== Task to complete ==
Copy each line holding the string "adventní".

== Material provided ==
>> BEGIN
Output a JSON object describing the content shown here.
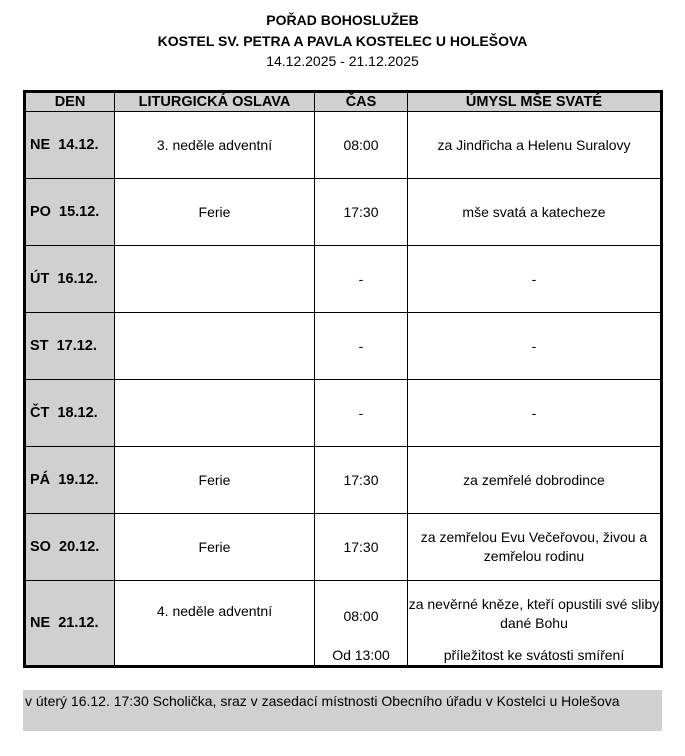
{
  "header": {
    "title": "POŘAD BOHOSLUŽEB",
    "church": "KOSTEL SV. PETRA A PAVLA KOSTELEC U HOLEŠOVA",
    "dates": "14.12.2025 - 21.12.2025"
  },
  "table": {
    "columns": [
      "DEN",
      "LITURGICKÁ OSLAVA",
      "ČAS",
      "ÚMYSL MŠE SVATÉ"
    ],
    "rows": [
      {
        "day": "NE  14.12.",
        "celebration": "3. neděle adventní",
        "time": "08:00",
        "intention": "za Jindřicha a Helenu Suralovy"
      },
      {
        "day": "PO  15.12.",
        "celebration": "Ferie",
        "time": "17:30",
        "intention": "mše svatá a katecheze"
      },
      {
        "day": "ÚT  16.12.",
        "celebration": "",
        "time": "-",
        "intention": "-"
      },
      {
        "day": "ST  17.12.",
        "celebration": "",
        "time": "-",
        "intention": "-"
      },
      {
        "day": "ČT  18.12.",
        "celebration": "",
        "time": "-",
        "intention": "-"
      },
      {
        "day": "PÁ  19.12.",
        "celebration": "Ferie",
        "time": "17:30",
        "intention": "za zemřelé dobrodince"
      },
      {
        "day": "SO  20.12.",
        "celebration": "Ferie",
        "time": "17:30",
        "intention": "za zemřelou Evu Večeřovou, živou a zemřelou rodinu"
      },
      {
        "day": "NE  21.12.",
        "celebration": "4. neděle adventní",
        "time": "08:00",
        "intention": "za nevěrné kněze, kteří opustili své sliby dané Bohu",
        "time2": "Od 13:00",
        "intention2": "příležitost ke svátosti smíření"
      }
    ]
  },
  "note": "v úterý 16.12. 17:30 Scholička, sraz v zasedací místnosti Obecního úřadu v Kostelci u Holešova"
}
>> END
>> BEGIN
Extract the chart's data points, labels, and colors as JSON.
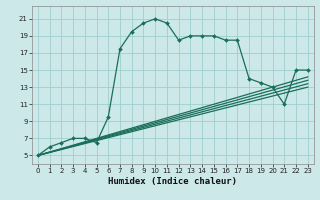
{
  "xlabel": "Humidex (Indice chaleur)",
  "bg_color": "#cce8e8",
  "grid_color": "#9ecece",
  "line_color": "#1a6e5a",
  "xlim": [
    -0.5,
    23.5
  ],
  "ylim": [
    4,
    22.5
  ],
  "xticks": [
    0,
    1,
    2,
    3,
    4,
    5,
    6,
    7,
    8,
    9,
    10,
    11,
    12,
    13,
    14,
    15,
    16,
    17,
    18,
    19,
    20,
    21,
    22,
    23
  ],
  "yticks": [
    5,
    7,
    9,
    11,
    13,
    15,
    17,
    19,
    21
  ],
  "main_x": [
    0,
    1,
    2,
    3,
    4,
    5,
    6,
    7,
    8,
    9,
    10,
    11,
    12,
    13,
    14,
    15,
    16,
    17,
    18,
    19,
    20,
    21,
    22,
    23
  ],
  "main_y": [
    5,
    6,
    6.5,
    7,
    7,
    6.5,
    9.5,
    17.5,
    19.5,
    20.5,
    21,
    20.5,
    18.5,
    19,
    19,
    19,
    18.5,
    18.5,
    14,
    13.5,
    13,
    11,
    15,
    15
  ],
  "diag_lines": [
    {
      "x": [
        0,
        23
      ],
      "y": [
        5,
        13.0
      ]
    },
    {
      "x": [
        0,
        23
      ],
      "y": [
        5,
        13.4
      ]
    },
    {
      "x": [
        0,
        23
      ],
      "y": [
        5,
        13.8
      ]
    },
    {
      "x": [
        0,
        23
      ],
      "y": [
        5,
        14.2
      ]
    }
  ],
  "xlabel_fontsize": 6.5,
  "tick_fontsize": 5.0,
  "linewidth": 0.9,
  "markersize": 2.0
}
>> END
>> BEGIN
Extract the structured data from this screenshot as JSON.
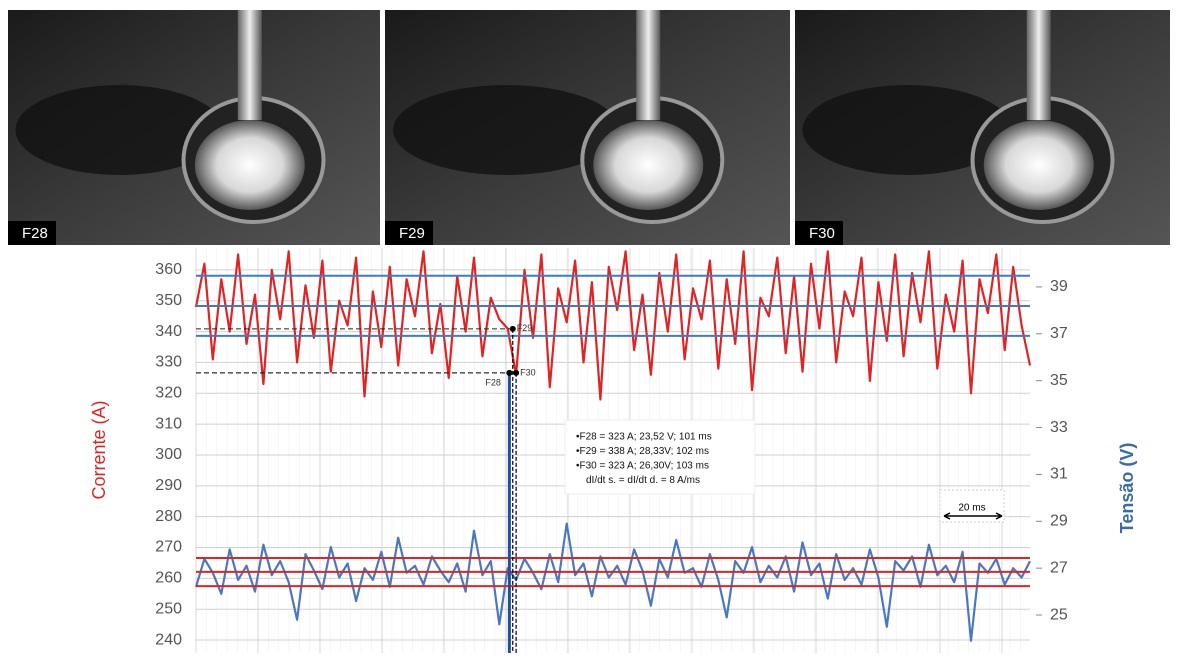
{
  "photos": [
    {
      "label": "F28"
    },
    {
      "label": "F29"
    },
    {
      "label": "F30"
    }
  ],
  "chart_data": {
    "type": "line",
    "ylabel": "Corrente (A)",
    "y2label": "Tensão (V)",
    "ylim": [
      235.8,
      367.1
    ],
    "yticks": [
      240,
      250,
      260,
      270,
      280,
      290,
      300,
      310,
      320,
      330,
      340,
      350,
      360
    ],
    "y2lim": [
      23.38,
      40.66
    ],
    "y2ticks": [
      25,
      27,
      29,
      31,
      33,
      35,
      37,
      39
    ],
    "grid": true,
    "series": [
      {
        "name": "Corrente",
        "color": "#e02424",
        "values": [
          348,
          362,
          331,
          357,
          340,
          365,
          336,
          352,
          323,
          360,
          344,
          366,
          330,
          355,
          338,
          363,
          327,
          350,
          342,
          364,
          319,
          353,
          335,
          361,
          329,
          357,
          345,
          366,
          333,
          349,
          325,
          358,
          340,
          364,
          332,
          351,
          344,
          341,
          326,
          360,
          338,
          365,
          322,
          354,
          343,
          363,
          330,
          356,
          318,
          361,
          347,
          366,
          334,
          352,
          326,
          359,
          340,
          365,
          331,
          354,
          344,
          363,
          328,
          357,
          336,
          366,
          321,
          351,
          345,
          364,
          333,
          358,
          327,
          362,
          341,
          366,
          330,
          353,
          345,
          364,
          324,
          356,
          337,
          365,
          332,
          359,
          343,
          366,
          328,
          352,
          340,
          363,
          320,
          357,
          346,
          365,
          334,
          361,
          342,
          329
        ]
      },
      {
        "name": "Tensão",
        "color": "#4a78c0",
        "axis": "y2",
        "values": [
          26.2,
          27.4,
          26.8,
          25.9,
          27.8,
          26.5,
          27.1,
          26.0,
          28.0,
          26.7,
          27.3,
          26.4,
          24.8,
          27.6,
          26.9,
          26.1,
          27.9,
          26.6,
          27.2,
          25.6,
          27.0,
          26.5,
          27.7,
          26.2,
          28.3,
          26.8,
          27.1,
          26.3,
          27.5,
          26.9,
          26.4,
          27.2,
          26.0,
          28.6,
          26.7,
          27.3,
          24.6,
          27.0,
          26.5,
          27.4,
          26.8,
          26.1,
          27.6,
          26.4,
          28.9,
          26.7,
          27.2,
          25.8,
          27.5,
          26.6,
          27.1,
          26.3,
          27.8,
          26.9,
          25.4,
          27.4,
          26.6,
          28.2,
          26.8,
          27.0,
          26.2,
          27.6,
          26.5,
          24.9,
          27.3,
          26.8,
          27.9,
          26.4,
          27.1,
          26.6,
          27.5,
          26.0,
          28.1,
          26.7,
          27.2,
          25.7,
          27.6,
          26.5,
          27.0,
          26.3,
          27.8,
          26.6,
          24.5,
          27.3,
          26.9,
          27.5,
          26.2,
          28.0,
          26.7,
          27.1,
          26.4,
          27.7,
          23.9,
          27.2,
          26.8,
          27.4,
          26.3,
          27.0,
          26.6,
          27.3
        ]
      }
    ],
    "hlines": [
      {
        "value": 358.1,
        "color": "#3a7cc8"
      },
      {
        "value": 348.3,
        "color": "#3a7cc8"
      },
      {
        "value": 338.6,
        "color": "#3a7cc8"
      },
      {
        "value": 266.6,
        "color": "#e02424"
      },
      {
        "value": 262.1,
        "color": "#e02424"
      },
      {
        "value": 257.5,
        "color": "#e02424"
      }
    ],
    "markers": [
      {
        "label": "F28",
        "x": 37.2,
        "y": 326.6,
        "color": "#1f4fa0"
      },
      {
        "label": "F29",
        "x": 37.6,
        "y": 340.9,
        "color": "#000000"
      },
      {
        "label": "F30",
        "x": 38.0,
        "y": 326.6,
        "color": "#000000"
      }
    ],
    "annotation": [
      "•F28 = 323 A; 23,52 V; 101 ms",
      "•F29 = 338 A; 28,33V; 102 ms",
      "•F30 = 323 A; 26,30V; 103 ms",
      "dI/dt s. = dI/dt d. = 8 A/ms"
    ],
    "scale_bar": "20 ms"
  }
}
>> END
== Solution below ==
        "celebration": "3. neděle adventní",
        "celebration": "4. neděle adventní",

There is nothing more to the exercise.